Stored dataset items:
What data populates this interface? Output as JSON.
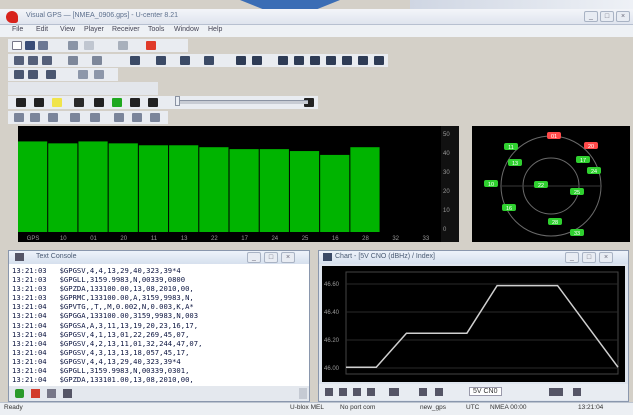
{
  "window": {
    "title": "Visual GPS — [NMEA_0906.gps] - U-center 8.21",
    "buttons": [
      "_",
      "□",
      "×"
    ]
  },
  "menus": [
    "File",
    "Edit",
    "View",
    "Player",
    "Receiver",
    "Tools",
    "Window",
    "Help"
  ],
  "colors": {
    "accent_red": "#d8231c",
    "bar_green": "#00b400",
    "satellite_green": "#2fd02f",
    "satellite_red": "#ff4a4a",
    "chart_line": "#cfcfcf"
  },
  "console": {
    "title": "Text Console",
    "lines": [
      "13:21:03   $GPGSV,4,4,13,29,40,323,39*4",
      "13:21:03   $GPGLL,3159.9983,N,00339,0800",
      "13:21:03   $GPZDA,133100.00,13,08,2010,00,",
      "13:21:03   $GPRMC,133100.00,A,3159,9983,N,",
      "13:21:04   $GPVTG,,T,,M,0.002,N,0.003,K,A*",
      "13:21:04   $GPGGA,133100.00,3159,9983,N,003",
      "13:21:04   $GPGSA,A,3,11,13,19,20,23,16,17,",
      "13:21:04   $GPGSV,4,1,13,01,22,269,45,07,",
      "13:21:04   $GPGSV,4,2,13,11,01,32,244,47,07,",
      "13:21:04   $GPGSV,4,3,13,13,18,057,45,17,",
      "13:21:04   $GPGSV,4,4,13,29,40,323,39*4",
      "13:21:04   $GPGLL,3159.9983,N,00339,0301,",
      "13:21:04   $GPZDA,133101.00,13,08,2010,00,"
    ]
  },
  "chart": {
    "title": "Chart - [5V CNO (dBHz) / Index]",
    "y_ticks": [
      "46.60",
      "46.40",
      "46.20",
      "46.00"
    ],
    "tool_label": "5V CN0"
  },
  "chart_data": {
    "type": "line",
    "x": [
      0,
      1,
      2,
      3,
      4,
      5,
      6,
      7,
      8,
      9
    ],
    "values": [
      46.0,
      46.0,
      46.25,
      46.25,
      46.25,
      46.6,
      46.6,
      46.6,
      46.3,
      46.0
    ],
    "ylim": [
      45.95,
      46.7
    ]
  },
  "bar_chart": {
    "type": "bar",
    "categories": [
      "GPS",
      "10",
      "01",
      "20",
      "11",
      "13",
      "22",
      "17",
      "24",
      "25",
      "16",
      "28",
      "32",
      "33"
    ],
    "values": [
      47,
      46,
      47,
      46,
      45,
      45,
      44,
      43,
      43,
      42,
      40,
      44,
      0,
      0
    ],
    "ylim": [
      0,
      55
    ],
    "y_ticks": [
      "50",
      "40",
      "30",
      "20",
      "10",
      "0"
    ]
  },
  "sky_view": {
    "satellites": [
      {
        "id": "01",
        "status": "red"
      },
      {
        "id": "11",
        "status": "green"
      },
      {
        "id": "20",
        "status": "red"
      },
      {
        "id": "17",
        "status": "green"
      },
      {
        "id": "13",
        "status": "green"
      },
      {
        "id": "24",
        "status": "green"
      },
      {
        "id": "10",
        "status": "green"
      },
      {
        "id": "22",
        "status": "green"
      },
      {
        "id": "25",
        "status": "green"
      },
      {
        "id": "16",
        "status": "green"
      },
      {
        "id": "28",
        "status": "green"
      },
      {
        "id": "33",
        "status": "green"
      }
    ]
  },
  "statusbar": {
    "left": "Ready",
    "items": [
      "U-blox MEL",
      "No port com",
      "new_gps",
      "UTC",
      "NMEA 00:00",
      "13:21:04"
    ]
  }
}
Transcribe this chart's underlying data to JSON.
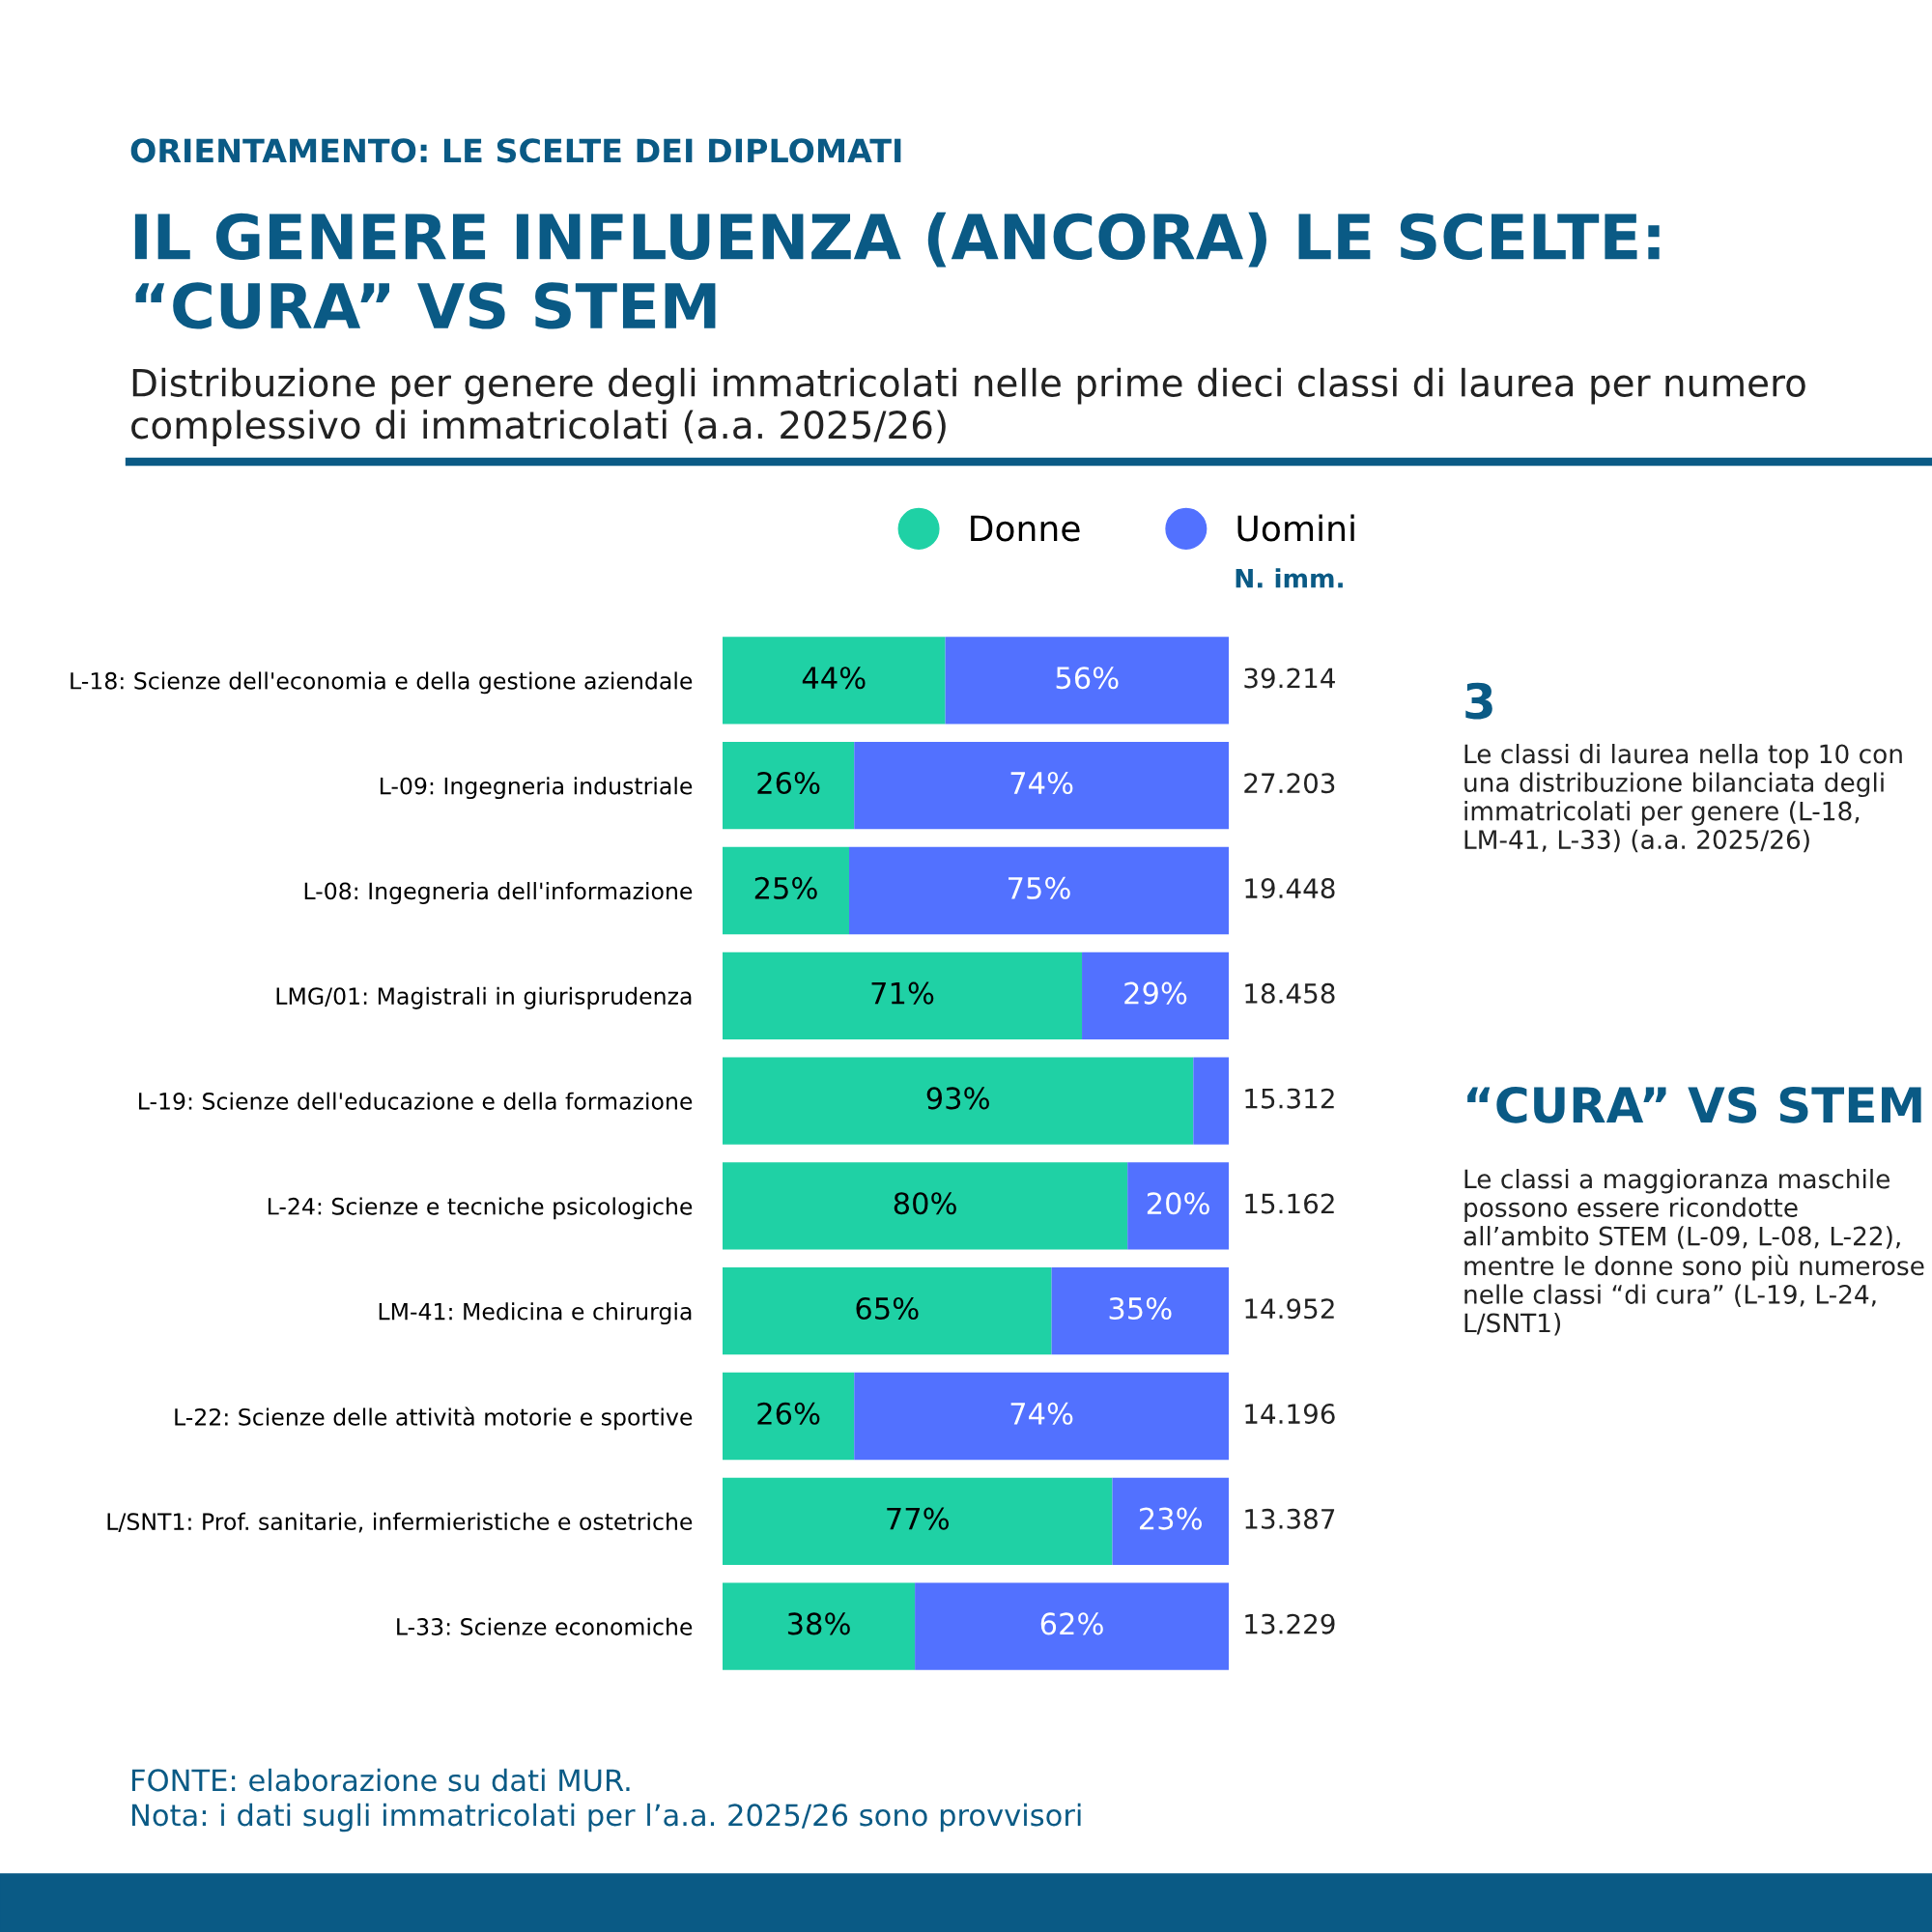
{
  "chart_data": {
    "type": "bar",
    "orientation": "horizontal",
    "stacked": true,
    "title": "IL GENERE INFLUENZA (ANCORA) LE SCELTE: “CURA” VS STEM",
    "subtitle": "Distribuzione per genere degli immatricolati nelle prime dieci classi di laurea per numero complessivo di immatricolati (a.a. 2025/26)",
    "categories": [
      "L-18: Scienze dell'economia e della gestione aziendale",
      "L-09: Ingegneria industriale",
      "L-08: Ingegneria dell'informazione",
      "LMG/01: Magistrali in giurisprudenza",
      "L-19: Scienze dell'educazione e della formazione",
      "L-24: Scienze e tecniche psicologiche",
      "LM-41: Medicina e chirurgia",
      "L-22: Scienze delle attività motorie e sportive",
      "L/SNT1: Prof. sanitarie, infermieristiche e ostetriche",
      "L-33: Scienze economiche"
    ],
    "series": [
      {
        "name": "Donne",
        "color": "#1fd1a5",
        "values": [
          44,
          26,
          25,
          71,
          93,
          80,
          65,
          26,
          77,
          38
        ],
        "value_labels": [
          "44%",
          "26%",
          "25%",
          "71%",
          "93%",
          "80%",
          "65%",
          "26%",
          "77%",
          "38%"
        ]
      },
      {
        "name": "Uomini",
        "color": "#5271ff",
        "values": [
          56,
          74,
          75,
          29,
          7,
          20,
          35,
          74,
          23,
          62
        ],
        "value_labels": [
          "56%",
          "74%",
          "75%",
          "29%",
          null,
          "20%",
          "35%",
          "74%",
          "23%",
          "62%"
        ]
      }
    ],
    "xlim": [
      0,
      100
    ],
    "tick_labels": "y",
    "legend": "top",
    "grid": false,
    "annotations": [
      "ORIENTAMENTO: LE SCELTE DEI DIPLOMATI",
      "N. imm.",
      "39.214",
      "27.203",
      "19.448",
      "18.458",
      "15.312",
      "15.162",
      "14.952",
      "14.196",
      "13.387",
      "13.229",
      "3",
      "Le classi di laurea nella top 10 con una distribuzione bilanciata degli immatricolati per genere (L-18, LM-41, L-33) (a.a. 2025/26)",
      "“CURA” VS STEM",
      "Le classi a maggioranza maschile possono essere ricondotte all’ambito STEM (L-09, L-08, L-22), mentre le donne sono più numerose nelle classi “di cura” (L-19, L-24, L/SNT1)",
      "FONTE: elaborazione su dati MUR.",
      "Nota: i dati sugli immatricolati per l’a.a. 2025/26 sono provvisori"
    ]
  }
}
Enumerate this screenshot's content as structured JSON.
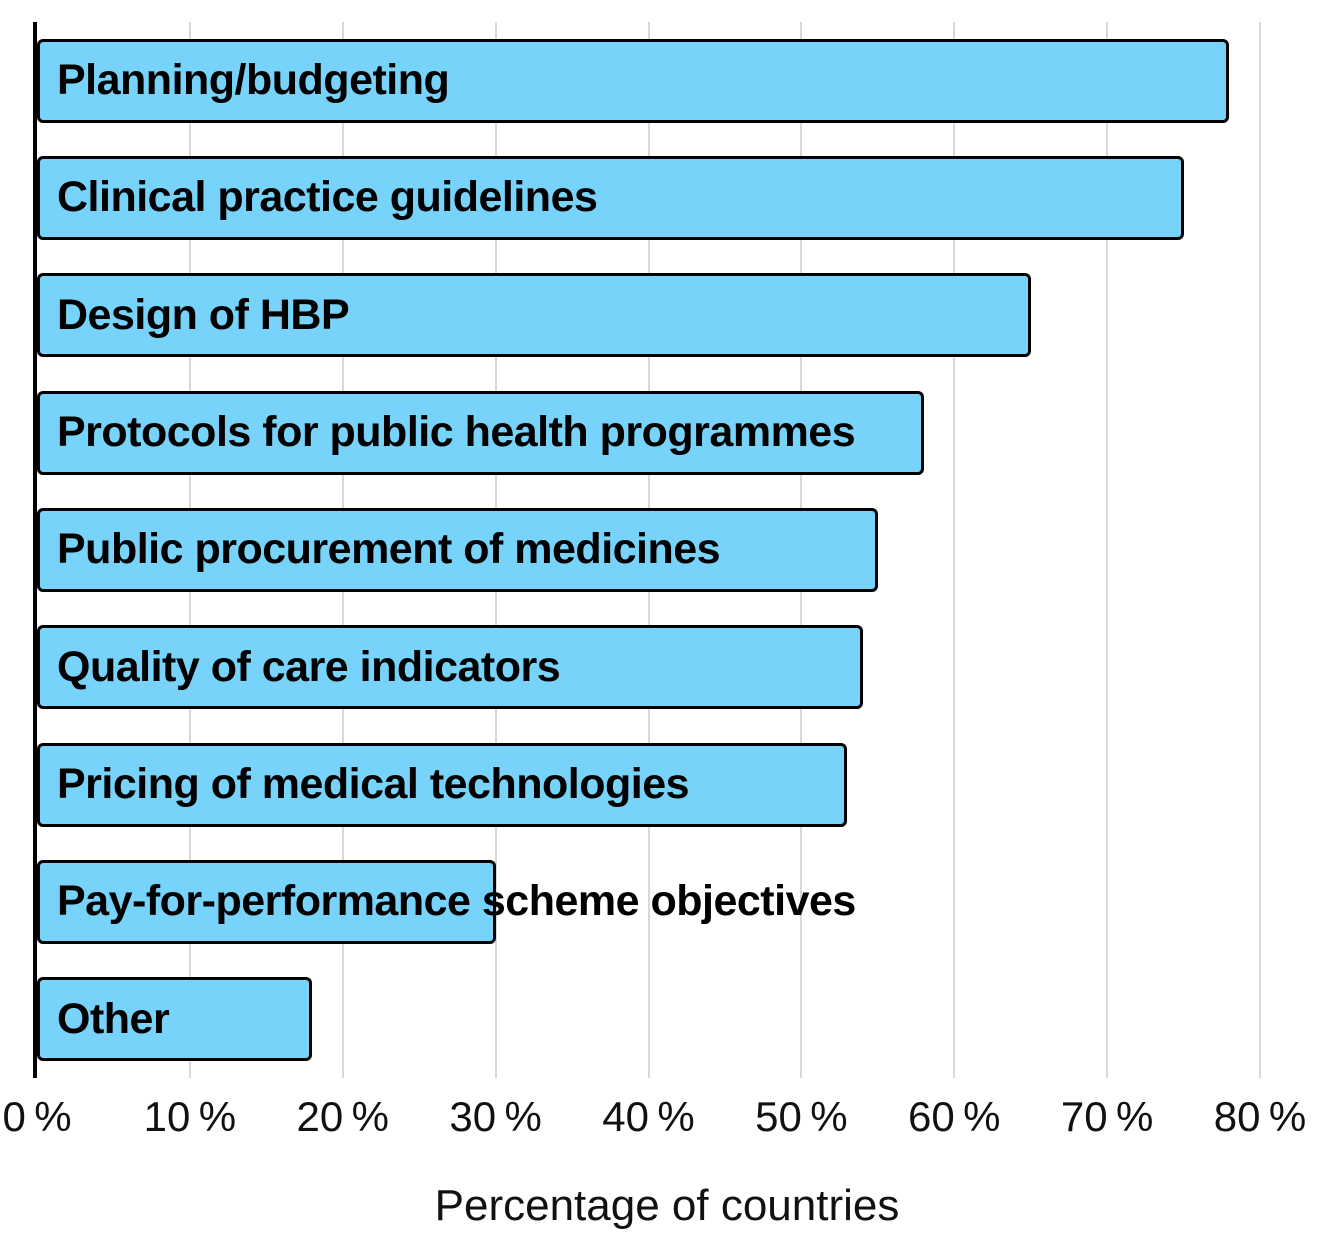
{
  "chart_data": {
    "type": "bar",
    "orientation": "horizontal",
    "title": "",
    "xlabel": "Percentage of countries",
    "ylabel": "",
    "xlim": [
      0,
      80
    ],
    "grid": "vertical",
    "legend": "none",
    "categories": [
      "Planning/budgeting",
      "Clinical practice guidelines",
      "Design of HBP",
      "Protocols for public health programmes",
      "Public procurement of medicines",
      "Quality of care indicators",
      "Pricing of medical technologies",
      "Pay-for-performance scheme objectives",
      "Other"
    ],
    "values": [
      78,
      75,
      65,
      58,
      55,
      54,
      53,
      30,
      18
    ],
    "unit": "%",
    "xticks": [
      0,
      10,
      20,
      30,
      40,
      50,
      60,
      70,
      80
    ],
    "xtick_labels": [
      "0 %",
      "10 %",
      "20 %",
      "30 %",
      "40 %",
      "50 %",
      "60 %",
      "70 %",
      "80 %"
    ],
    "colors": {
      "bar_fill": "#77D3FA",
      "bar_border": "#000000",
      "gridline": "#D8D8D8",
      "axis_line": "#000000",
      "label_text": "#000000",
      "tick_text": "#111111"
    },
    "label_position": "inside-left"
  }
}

▶ _Task prompt_
Lines holding the word "immatricolati" in the entries above are the ones to pull out. Copy them all.

▶ _Problem solution_
    "subtitle": "Distribuzione per genere degli immatricolati nelle prime dieci classi di laurea per numero complessivo di immatricolati (a.a. 2025/26)",
      "Le classi di laurea nella top 10 con una distribuzione bilanciata degli immatricolati per genere (L-18, LM-41, L-33) (a.a. 2025/26)",
      "Nota: i dati sugli immatricolati per l’a.a. 2025/26 sono provvisori"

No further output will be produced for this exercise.